start

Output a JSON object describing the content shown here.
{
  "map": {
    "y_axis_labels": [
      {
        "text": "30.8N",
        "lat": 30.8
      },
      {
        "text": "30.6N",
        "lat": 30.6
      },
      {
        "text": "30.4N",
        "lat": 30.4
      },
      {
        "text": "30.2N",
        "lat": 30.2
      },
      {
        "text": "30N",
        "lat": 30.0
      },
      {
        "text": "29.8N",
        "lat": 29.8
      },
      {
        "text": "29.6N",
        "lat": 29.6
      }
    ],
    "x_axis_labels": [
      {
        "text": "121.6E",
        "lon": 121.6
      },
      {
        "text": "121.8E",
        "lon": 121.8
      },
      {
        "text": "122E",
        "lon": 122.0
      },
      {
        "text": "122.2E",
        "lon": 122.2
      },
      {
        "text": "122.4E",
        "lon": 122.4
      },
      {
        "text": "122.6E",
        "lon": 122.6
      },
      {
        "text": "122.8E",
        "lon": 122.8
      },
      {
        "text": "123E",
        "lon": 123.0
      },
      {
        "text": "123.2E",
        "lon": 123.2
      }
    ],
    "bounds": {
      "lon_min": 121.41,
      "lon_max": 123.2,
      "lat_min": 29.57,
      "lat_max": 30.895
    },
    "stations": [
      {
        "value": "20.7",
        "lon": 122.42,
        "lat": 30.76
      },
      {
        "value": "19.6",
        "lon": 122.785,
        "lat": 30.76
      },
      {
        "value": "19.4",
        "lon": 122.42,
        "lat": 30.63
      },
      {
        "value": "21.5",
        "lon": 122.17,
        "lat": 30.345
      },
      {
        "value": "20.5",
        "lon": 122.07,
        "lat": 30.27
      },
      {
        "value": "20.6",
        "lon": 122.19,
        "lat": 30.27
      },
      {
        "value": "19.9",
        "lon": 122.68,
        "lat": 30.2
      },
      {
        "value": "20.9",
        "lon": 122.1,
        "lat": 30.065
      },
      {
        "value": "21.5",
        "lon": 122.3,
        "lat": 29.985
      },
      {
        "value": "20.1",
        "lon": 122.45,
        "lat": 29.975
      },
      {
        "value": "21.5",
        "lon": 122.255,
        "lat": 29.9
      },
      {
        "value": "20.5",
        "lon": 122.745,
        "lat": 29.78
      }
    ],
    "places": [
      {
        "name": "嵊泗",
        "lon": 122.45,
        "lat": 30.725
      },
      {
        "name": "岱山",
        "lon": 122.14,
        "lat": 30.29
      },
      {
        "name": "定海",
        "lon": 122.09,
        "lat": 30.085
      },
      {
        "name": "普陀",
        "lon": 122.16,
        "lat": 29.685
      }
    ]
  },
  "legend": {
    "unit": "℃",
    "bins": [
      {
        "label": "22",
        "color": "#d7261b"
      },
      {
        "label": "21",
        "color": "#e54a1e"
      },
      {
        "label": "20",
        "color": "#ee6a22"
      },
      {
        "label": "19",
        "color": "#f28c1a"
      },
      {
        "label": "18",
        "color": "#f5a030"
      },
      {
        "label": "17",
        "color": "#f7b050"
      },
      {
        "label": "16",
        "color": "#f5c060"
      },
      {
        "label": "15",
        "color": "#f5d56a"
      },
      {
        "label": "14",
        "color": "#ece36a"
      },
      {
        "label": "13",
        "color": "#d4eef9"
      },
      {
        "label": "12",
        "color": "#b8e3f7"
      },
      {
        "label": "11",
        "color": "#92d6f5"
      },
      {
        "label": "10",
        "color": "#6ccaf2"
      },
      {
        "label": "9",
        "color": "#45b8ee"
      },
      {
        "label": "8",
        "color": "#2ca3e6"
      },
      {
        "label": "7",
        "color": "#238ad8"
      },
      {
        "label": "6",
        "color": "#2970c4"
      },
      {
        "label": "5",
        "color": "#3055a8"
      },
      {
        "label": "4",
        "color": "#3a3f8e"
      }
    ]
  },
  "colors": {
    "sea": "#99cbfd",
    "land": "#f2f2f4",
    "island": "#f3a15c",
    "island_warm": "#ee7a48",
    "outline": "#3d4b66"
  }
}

end

Instructions for the task: Extract the complete set of records unchanged.

Response to the exercise:
Output a JSON object describing the content shown here.
{
  "map": {
    "y_axis_labels": [
      {
        "text": "30.8N",
        "lat": 30.8
      },
      {
        "text": "30.6N",
        "lat": 30.6
      },
      {
        "text": "30.4N",
        "lat": 30.4
      },
      {
        "text": "30.2N",
        "lat": 30.2
      },
      {
        "text": "30N",
        "lat": 30.0
      },
      {
        "text": "29.8N",
        "lat": 29.8
      },
      {
        "text": "29.6N",
        "lat": 29.6
      }
    ],
    "x_axis_labels": [
      {
        "text": "121.6E",
        "lon": 121.6
      },
      {
        "text": "121.8E",
        "lon": 121.8
      },
      {
        "text": "122E",
        "lon": 122.0
      },
      {
        "text": "122.2E",
        "lon": 122.2
      },
      {
        "text": "122.4E",
        "lon": 122.4
      },
      {
        "text": "122.6E",
        "lon": 122.6
      },
      {
        "text": "122.8E",
        "lon": 122.8
      },
      {
        "text": "123E",
        "lon": 123.0
      },
      {
        "text": "123.2E",
        "lon": 123.2
      }
    ],
    "bounds": {
      "lon_min": 121.41,
      "lon_max": 123.2,
      "lat_min": 29.57,
      "lat_max": 30.895
    },
    "stations": [
      {
        "value": "20.7",
        "lon": 122.42,
        "lat": 30.76
      },
      {
        "value": "19.6",
        "lon": 122.785,
        "lat": 30.76
      },
      {
        "value": "19.4",
        "lon": 122.42,
        "lat": 30.63
      },
      {
        "value": "21.5",
        "lon": 122.17,
        "lat": 30.345
      },
      {
        "value": "20.5",
        "lon": 122.07,
        "lat": 30.27
      },
      {
        "value": "20.6",
        "lon": 122.19,
        "lat": 30.27
      },
      {
        "value": "19.9",
        "lon": 122.68,
        "lat": 30.2
      },
      {
        "value": "20.9",
        "lon": 122.1,
        "lat": 30.065
      },
      {
        "value": "21.5",
        "lon": 122.3,
        "lat": 29.985
      },
      {
        "value": "20.1",
        "lon": 122.45,
        "lat": 29.975
      },
      {
        "value": "21.5",
        "lon": 122.255,
        "lat": 29.9
      },
      {
        "value": "20.5",
        "lon": 122.745,
        "lat": 29.78
      }
    ],
    "places": [
      {
        "name": "嵊泗",
        "lon": 122.45,
        "lat": 30.725
      },
      {
        "name": "岱山",
        "lon": 122.14,
        "lat": 30.29
      },
      {
        "name": "定海",
        "lon": 122.09,
        "lat": 30.085
      },
      {
        "name": "普陀",
        "lon": 122.16,
        "lat": 29.685
      }
    ]
  },
  "legend": {
    "unit": "℃",
    "bins": [
      {
        "label": "22",
        "color": "#d7261b"
      },
      {
        "label": "21",
        "color": "#e54a1e"
      },
      {
        "label": "20",
        "color": "#ee6a22"
      },
      {
        "label": "19",
        "color": "#f28c1a"
      },
      {
        "label": "18",
        "color": "#f5a030"
      },
      {
        "label": "17",
        "color": "#f7b050"
      },
      {
        "label": "16",
        "color": "#f5c060"
      },
      {
        "label": "15",
        "color": "#f5d56a"
      },
      {
        "label": "14",
        "color": "#ece36a"
      },
      {
        "label": "13",
        "color": "#d4eef9"
      },
      {
        "label": "12",
        "color": "#b8e3f7"
      },
      {
        "label": "11",
        "color": "#92d6f5"
      },
      {
        "label": "10",
        "color": "#6ccaf2"
      },
      {
        "label": "9",
        "color": "#45b8ee"
      },
      {
        "label": "8",
        "color": "#2ca3e6"
      },
      {
        "label": "7",
        "color": "#238ad8"
      },
      {
        "label": "6",
        "color": "#2970c4"
      },
      {
        "label": "5",
        "color": "#3055a8"
      },
      {
        "label": "4",
        "color": "#3a3f8e"
      }
    ]
  },
  "colors": {
    "sea": "#99cbfd",
    "land": "#f2f2f4",
    "island": "#f3a15c",
    "island_warm": "#ee7a48",
    "outline": "#3d4b66"
  }
}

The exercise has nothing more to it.